**Given information**:
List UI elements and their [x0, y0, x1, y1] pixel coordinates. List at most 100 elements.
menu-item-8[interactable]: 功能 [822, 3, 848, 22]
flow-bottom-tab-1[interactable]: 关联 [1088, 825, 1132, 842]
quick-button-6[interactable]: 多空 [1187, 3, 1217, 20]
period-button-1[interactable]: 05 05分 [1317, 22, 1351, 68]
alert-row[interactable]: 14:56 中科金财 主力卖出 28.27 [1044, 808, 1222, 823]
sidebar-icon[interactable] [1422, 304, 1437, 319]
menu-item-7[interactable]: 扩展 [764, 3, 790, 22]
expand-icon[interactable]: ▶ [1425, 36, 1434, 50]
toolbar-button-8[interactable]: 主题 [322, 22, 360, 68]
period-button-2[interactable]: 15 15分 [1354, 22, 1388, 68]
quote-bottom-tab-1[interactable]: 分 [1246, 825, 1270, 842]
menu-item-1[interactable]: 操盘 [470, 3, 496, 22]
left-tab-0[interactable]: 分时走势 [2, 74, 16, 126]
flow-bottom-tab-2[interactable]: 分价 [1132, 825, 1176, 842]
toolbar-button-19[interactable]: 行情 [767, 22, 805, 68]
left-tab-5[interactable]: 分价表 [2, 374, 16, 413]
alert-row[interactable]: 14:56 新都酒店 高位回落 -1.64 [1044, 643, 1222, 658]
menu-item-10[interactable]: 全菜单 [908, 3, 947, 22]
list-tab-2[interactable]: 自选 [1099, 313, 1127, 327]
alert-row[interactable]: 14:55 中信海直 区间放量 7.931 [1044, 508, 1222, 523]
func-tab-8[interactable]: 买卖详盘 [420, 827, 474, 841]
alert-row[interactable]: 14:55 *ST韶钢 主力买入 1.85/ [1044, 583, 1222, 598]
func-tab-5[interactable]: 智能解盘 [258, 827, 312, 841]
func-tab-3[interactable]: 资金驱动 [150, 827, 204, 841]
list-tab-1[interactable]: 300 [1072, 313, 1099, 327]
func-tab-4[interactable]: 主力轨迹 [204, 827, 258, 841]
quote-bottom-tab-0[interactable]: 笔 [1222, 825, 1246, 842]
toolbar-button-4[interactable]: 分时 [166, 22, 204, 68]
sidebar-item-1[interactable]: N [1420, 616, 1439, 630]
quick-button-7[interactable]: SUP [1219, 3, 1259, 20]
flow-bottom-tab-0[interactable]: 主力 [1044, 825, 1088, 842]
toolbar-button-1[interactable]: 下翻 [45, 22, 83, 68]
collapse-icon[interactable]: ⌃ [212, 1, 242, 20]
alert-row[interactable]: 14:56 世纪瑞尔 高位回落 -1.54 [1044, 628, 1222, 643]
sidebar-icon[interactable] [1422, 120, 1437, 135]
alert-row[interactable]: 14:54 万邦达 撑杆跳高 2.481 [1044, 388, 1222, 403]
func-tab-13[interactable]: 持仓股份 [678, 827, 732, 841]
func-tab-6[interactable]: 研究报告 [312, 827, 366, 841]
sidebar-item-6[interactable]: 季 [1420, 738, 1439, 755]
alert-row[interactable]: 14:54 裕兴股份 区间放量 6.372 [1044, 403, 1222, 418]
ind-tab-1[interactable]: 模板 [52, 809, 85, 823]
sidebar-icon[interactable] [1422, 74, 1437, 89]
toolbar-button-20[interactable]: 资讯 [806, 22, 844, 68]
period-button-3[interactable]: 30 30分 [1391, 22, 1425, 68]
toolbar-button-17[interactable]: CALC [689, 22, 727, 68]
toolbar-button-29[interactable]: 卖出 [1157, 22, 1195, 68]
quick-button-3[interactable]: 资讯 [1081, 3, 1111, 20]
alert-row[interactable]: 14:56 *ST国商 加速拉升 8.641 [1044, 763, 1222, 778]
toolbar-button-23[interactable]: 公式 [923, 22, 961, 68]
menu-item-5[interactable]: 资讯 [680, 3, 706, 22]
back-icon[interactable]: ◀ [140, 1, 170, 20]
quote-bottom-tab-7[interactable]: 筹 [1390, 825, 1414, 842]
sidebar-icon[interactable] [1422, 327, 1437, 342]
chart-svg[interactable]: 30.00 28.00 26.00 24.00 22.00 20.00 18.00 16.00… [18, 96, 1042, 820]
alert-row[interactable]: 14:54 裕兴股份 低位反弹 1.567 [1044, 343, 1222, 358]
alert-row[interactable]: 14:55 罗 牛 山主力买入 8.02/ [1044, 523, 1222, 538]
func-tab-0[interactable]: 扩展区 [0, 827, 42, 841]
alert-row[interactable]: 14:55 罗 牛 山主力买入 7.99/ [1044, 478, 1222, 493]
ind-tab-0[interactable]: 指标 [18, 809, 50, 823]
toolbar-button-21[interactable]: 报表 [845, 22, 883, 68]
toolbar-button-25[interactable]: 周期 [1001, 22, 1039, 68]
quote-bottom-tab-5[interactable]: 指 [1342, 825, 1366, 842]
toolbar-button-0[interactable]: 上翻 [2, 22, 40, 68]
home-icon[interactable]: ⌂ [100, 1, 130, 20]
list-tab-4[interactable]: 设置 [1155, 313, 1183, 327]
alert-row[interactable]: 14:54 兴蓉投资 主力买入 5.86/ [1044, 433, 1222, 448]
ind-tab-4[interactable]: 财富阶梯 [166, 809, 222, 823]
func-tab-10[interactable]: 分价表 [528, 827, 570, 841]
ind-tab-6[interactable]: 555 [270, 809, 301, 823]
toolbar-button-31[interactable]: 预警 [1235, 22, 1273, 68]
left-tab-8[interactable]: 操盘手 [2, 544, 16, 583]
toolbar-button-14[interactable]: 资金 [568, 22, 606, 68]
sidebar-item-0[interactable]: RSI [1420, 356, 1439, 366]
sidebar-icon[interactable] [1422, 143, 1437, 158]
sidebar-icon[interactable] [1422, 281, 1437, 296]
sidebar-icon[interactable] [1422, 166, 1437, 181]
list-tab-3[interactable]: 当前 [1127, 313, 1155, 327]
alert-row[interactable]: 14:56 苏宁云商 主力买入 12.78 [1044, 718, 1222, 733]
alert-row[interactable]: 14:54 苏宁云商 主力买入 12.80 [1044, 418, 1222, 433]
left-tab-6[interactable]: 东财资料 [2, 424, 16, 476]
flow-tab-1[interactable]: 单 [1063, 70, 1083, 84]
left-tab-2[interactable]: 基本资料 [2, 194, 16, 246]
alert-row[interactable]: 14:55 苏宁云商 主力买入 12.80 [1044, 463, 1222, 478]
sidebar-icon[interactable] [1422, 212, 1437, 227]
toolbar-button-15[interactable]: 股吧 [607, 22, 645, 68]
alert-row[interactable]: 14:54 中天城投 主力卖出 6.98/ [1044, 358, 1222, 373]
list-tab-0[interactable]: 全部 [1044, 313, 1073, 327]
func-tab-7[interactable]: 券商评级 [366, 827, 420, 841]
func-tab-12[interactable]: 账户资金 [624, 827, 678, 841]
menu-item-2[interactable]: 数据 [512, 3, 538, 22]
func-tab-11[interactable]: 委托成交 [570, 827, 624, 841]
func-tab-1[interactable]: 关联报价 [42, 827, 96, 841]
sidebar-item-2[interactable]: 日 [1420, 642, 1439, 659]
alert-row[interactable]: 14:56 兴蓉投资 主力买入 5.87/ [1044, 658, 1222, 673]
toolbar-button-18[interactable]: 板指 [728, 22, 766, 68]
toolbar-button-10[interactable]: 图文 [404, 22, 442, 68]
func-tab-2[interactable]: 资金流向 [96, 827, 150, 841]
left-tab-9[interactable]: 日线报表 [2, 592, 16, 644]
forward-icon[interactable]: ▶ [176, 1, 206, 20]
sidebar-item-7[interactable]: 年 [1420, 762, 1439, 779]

**Job**: Copy every line of the items above character for character, changing nothing.

**Solved problem**:
List UI elements and their [x0, y0, x1, y1] pixel coordinates. List at most 100 elements.
menu-item-8[interactable]: 功能 [822, 3, 848, 22]
flow-bottom-tab-1[interactable]: 关联 [1088, 825, 1132, 842]
quick-button-6[interactable]: 多空 [1187, 3, 1217, 20]
period-button-1[interactable]: 05 05分 [1317, 22, 1351, 68]
alert-row[interactable]: 14:56 中科金财 主力卖出 28.27 [1044, 808, 1222, 823]
sidebar-icon[interactable] [1422, 304, 1437, 319]
menu-item-7[interactable]: 扩展 [764, 3, 790, 22]
expand-icon[interactable]: ▶ [1425, 36, 1434, 50]
toolbar-button-8[interactable]: 主题 [322, 22, 360, 68]
period-button-2[interactable]: 15 15分 [1354, 22, 1388, 68]
quote-bottom-tab-1[interactable]: 分 [1246, 825, 1270, 842]
menu-item-1[interactable]: 操盘 [470, 3, 496, 22]
left-tab-0[interactable]: 分时走势 [2, 74, 16, 126]
flow-bottom-tab-2[interactable]: 分价 [1132, 825, 1176, 842]
toolbar-button-19[interactable]: 行情 [767, 22, 805, 68]
left-tab-5[interactable]: 分价表 [2, 374, 16, 413]
alert-row[interactable]: 14:56 新都酒店 高位回落 -1.64 [1044, 643, 1222, 658]
menu-item-10[interactable]: 全菜单 [908, 3, 947, 22]
list-tab-2[interactable]: 自选 [1099, 313, 1127, 327]
alert-row[interactable]: 14:55 中信海直 区间放量 7.931 [1044, 508, 1222, 523]
func-tab-8[interactable]: 买卖详盘 [420, 827, 474, 841]
alert-row[interactable]: 14:55 *ST韶钢 主力买入 1.85/ [1044, 583, 1222, 598]
func-tab-5[interactable]: 智能解盘 [258, 827, 312, 841]
func-tab-3[interactable]: 资金驱动 [150, 827, 204, 841]
list-tab-1[interactable]: 300 [1072, 313, 1099, 327]
func-tab-4[interactable]: 主力轨迹 [204, 827, 258, 841]
quote-bottom-tab-0[interactable]: 笔 [1222, 825, 1246, 842]
toolbar-button-4[interactable]: 分时 [166, 22, 204, 68]
sidebar-item-1[interactable]: N [1420, 616, 1439, 630]
quick-button-7[interactable]: SUP [1219, 3, 1259, 20]
flow-bottom-tab-0[interactable]: 主力 [1044, 825, 1088, 842]
toolbar-button-1[interactable]: 下翻 [45, 22, 83, 68]
collapse-icon[interactable]: ⌃ [212, 1, 242, 20]
alert-row[interactable]: 14:56 世纪瑞尔 高位回落 -1.54 [1044, 628, 1222, 643]
sidebar-icon[interactable] [1422, 120, 1437, 135]
alert-row[interactable]: 14:54 万邦达 撑杆跳高 2.481 [1044, 388, 1222, 403]
func-tab-13[interactable]: 持仓股份 [678, 827, 732, 841]
func-tab-6[interactable]: 研究报告 [312, 827, 366, 841]
sidebar-item-6[interactable]: 季 [1420, 738, 1439, 755]
alert-row[interactable]: 14:54 裕兴股份 区间放量 6.372 [1044, 403, 1222, 418]
ind-tab-1[interactable]: 模板 [52, 809, 85, 823]
sidebar-icon[interactable] [1422, 74, 1437, 89]
toolbar-button-20[interactable]: 资讯 [806, 22, 844, 68]
period-button-3[interactable]: 30 30分 [1391, 22, 1425, 68]
toolbar-button-17[interactable]: CALC [689, 22, 727, 68]
toolbar-button-29[interactable]: 卖出 [1157, 22, 1195, 68]
quick-button-3[interactable]: 资讯 [1081, 3, 1111, 20]
alert-row[interactable]: 14:56 *ST国商 加速拉升 8.641 [1044, 763, 1222, 778]
toolbar-button-23[interactable]: 公式 [923, 22, 961, 68]
menu-item-5[interactable]: 资讯 [680, 3, 706, 22]
back-icon[interactable]: ◀ [140, 1, 170, 20]
quote-bottom-tab-7[interactable]: 筹 [1390, 825, 1414, 842]
sidebar-icon[interactable] [1422, 327, 1437, 342]
chart-svg[interactable]: 30.00 28.00 26.00 24.00 22.00 20.00 18.00 16.00… [18, 96, 1042, 820]
alert-row[interactable]: 14:54 裕兴股份 低位反弹 1.567 [1044, 343, 1222, 358]
alert-row[interactable]: 14:55 罗 牛 山主力买入 8.02/ [1044, 523, 1222, 538]
func-tab-0[interactable]: 扩展区 [0, 827, 42, 841]
alert-row[interactable]: 14:55 罗 牛 山主力买入 7.99/ [1044, 478, 1222, 493]
ind-tab-0[interactable]: 指标 [18, 809, 50, 823]
toolbar-button-21[interactable]: 报表 [845, 22, 883, 68]
toolbar-button-25[interactable]: 周期 [1001, 22, 1039, 68]
quote-bottom-tab-5[interactable]: 指 [1342, 825, 1366, 842]
toolbar-button-0[interactable]: 上翻 [2, 22, 40, 68]
home-icon[interactable]: ⌂ [100, 1, 130, 20]
list-tab-4[interactable]: 设置 [1155, 313, 1183, 327]
alert-row[interactable]: 14:54 兴蓉投资 主力买入 5.86/ [1044, 433, 1222, 448]
ind-tab-4[interactable]: 财富阶梯 [166, 809, 222, 823]
func-tab-10[interactable]: 分价表 [528, 827, 570, 841]
ind-tab-6[interactable]: 555 [270, 809, 301, 823]
toolbar-button-31[interactable]: 预警 [1235, 22, 1273, 68]
left-tab-8[interactable]: 操盘手 [2, 544, 16, 583]
toolbar-button-14[interactable]: 资金 [568, 22, 606, 68]
sidebar-item-0[interactable]: RSI [1420, 356, 1439, 366]
sidebar-icon[interactable] [1422, 143, 1437, 158]
sidebar-icon[interactable] [1422, 281, 1437, 296]
sidebar-icon[interactable] [1422, 166, 1437, 181]
list-tab-3[interactable]: 当前 [1127, 313, 1155, 327]
alert-row[interactable]: 14:56 苏宁云商 主力买入 12.78 [1044, 718, 1222, 733]
alert-row[interactable]: 14:54 苏宁云商 主力买入 12.80 [1044, 418, 1222, 433]
left-tab-6[interactable]: 东财资料 [2, 424, 16, 476]
flow-tab-1[interactable]: 单 [1063, 70, 1083, 84]
left-tab-2[interactable]: 基本资料 [2, 194, 16, 246]
alert-row[interactable]: 14:55 苏宁云商 主力买入 12.80 [1044, 463, 1222, 478]
sidebar-icon[interactable] [1422, 212, 1437, 227]
toolbar-button-15[interactable]: 股吧 [607, 22, 645, 68]
alert-row[interactable]: 14:54 中天城投 主力卖出 6.98/ [1044, 358, 1222, 373]
list-tab-0[interactable]: 全部 [1044, 313, 1073, 327]
func-tab-7[interactable]: 券商评级 [366, 827, 420, 841]
func-tab-12[interactable]: 账户资金 [624, 827, 678, 841]
menu-item-2[interactable]: 数据 [512, 3, 538, 22]
func-tab-11[interactable]: 委托成交 [570, 827, 624, 841]
func-tab-1[interactable]: 关联报价 [42, 827, 96, 841]
sidebar-item-2[interactable]: 日 [1420, 642, 1439, 659]
alert-row[interactable]: 14:56 兴蓉投资 主力买入 5.87/ [1044, 658, 1222, 673]
toolbar-button-18[interactable]: 板指 [728, 22, 766, 68]
toolbar-button-10[interactable]: 图文 [404, 22, 442, 68]
func-tab-2[interactable]: 资金流向 [96, 827, 150, 841]
left-tab-9[interactable]: 日线报表 [2, 592, 16, 644]
forward-icon[interactable]: ▶ [176, 1, 206, 20]
sidebar-item-7[interactable]: 年 [1420, 762, 1439, 779]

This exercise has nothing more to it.